**Instruction**
Write the material out again exactly.

**Material for the task**
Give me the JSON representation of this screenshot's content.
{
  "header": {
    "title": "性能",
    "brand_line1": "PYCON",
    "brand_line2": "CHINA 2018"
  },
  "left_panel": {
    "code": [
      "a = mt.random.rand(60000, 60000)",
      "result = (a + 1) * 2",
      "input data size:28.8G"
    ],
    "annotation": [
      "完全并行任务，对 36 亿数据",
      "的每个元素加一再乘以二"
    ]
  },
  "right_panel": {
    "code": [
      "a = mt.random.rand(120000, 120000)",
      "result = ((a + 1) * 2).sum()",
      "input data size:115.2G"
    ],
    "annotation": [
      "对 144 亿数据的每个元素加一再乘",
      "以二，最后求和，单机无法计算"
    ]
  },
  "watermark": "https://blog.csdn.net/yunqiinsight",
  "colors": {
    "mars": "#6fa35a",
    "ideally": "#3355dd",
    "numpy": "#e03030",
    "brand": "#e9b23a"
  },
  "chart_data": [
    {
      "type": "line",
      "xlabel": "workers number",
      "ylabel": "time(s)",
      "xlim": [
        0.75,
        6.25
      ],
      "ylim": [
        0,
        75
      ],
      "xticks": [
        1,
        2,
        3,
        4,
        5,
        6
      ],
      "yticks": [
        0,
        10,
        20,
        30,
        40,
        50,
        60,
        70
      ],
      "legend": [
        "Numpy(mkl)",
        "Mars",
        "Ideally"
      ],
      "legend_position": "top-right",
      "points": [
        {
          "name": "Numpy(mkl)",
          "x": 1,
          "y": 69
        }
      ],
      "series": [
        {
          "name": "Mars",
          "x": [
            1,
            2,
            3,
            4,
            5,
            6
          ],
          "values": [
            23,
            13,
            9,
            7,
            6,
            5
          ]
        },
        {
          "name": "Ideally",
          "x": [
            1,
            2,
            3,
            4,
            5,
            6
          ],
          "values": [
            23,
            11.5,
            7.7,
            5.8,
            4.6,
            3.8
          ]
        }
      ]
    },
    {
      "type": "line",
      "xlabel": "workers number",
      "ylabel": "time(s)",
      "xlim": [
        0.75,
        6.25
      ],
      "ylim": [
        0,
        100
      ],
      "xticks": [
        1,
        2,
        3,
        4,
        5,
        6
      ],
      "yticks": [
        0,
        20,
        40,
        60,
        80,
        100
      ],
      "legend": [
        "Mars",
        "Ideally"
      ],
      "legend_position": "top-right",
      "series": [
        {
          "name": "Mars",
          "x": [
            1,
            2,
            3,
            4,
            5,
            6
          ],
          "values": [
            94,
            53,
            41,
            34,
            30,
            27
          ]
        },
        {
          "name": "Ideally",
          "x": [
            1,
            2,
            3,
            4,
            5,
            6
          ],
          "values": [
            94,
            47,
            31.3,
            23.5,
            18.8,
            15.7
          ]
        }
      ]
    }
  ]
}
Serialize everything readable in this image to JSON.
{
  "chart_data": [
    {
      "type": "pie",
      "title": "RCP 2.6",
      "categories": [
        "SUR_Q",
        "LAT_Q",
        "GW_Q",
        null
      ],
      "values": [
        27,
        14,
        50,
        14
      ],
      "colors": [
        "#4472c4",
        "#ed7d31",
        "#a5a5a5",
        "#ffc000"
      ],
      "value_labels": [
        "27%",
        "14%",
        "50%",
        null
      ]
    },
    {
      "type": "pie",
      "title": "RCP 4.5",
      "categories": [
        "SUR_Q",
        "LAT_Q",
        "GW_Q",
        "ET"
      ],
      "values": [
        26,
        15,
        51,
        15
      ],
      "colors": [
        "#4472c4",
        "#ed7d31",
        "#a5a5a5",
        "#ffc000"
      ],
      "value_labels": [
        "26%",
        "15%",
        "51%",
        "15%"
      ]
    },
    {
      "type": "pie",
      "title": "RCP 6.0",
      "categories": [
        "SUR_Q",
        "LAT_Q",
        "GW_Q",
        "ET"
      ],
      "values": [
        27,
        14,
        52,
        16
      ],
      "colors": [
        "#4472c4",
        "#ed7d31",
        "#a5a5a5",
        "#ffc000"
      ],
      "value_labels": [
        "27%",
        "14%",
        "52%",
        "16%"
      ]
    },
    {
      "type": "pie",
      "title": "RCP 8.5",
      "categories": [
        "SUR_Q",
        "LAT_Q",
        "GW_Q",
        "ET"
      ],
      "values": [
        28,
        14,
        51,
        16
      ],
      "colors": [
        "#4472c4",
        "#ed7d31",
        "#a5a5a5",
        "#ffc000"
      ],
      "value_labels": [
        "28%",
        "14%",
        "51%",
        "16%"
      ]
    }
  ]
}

**Task output**
Give me the JSON representation of this screenshot's content.
{
  "header": {
    "title": "性能",
    "brand_line1": "PYCON",
    "brand_line2": "CHINA 2018"
  },
  "left_panel": {
    "code": [
      "a = mt.random.rand(60000, 60000)",
      "result = (a + 1) * 2",
      "input data size:28.8G"
    ],
    "annotation": [
      "完全并行任务，对 36 亿数据",
      "的每个元素加一再乘以二"
    ]
  },
  "right_panel": {
    "code": [
      "a = mt.random.rand(120000, 120000)",
      "result = ((a + 1) * 2).sum()",
      "input data size:115.2G"
    ],
    "annotation": [
      "对 144 亿数据的每个元素加一再乘",
      "以二，最后求和，单机无法计算"
    ]
  },
  "watermark": "https://blog.csdn.net/yunqiinsight",
  "colors": {
    "mars": "#6fa35a",
    "ideally": "#3355dd",
    "numpy": "#e03030",
    "brand": "#e9b23a"
  },
  "chart_data": [
    {
      "type": "line",
      "xlabel": "workers number",
      "ylabel": "time(s)",
      "xlim": [
        0.75,
        6.25
      ],
      "ylim": [
        0,
        75
      ],
      "xticks": [
        1,
        2,
        3,
        4,
        5,
        6
      ],
      "yticks": [
        0,
        10,
        20,
        30,
        40,
        50,
        60,
        70
      ],
      "legend": [
        "Numpy(mkl)",
        "Mars",
        "Ideally"
      ],
      "legend_position": "top-right",
      "points": [
        {
          "name": "Numpy(mkl)",
          "x": 1,
          "y": 69
        }
      ],
      "series": [
        {
          "name": "Mars",
          "x": [
            1,
            2,
            3,
            4,
            5,
            6
          ],
          "values": [
            23,
            13,
            9,
            7,
            6,
            5
          ]
        },
        {
          "name": "Ideally",
          "x": [
            1,
            2,
            3,
            4,
            5,
            6
          ],
          "values": [
            23,
            11.5,
            7.7,
            5.8,
            4.6,
            3.8
          ]
        }
      ]
    },
    {
      "type": "line",
      "xlabel": "workers number",
      "ylabel": "time(s)",
      "xlim": [
        0.75,
        6.25
      ],
      "ylim": [
        0,
        100
      ],
      "xticks": [
        1,
        2,
        3,
        4,
        5,
        6
      ],
      "yticks": [
        0,
        20,
        40,
        60,
        80,
        100
      ],
      "legend": [
        "Mars",
        "Ideally"
      ],
      "legend_position": "top-right",
      "series": [
        {
          "name": "Mars",
          "x": [
            1,
            2,
            3,
            4,
            5,
            6
          ],
          "values": [
            94,
            53,
            41,
            34,
            30,
            27
          ]
        },
        {
          "name": "Ideally",
          "x": [
            1,
            2,
            3,
            4,
            5,
            6
          ],
          "values": [
            94,
            47,
            31.3,
            23.5,
            18.8,
            15.7
          ]
        }
      ]
    }
  ]
}
Serialize everything readable in this image to JSON.
{
  "chart_data": [
    {
      "type": "pie",
      "title": "RCP 2.6",
      "categories": [
        "SUR_Q",
        "LAT_Q",
        "GW_Q",
        null
      ],
      "values": [
        27,
        14,
        50,
        14
      ],
      "colors": [
        "#4472c4",
        "#ed7d31",
        "#a5a5a5",
        "#ffc000"
      ],
      "value_labels": [
        "27%",
        "14%",
        "50%",
        null
      ]
    },
    {
      "type": "pie",
      "title": "RCP 4.5",
      "categories": [
        "SUR_Q",
        "LAT_Q",
        "GW_Q",
        "ET"
      ],
      "values": [
        26,
        15,
        51,
        15
      ],
      "colors": [
        "#4472c4",
        "#ed7d31",
        "#a5a5a5",
        "#ffc000"
      ],
      "value_labels": [
        "26%",
        "15%",
        "51%",
        "15%"
      ]
    },
    {
      "type": "pie",
      "title": "RCP 6.0",
      "categories": [
        "SUR_Q",
        "LAT_Q",
        "GW_Q",
        "ET"
      ],
      "values": [
        27,
        14,
        52,
        16
      ],
      "colors": [
        "#4472c4",
        "#ed7d31",
        "#a5a5a5",
        "#ffc000"
      ],
      "value_labels": [
        "27%",
        "14%",
        "52%",
        "16%"
      ]
    },
    {
      "type": "pie",
      "title": "RCP 8.5",
      "categories": [
        "SUR_Q",
        "LAT_Q",
        "GW_Q",
        "ET"
      ],
      "values": [
        28,
        14,
        51,
        16
      ],
      "colors": [
        "#4472c4",
        "#ed7d31",
        "#a5a5a5",
        "#ffc000"
      ],
      "value_labels": [
        "28%",
        "14%",
        "51%",
        "16%"
      ]
    }
  ]
}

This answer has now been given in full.